[BEGIN Record extracts]

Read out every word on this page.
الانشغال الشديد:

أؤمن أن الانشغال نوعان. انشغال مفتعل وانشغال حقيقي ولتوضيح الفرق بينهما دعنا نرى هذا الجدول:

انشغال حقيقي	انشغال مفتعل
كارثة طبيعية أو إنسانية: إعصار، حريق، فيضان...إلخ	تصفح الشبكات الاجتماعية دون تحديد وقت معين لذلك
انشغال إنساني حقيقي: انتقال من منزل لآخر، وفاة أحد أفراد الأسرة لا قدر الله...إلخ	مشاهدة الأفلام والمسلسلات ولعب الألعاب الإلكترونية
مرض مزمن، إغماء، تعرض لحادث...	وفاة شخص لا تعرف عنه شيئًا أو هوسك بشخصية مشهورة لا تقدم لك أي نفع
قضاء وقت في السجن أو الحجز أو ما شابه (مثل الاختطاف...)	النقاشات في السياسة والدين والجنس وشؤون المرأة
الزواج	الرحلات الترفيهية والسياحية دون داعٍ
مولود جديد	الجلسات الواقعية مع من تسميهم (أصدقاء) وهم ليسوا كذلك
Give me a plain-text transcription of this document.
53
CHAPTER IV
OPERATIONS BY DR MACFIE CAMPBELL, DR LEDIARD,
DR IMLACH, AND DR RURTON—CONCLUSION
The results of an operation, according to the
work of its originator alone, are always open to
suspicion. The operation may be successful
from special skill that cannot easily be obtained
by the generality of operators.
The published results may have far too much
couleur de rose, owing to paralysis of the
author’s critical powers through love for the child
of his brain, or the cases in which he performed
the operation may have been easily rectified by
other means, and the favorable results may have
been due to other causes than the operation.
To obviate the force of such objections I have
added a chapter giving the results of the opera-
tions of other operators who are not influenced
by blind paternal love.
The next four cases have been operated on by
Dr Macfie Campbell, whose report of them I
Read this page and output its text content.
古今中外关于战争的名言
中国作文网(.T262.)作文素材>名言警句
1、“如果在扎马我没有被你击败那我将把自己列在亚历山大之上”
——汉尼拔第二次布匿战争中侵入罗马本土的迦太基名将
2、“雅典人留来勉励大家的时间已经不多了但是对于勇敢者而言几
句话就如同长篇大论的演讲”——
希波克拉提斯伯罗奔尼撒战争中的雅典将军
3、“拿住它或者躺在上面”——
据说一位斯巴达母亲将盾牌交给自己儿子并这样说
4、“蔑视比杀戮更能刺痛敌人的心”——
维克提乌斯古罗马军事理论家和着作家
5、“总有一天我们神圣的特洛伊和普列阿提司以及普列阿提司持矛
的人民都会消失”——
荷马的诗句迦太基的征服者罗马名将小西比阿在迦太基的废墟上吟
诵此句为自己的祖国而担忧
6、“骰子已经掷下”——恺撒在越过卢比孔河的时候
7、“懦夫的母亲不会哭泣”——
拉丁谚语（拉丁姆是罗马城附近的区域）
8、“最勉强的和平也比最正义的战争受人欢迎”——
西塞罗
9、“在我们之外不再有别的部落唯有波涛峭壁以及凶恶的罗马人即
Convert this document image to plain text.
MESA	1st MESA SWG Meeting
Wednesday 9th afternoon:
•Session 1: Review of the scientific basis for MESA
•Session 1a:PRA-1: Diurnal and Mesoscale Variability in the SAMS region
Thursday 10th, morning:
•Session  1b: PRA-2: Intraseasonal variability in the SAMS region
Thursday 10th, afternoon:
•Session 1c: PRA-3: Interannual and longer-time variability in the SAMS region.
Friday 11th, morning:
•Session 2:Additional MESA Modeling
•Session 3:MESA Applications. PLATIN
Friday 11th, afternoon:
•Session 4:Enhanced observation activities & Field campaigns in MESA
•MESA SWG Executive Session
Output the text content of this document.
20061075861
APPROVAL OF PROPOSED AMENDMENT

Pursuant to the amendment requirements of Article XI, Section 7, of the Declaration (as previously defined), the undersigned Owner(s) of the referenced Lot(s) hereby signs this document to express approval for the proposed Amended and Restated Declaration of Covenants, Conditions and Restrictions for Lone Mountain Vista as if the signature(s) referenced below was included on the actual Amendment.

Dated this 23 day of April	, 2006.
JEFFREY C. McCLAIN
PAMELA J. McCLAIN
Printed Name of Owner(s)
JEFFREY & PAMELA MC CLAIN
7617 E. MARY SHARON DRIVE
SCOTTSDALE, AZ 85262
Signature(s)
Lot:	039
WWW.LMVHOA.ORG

[END Record extracts]

* Direction: Check each line of the entries for the string "content". Copy the lines that have it.

* Answer for this exercise:
Read this page and output its text content.
Output the text content of this document.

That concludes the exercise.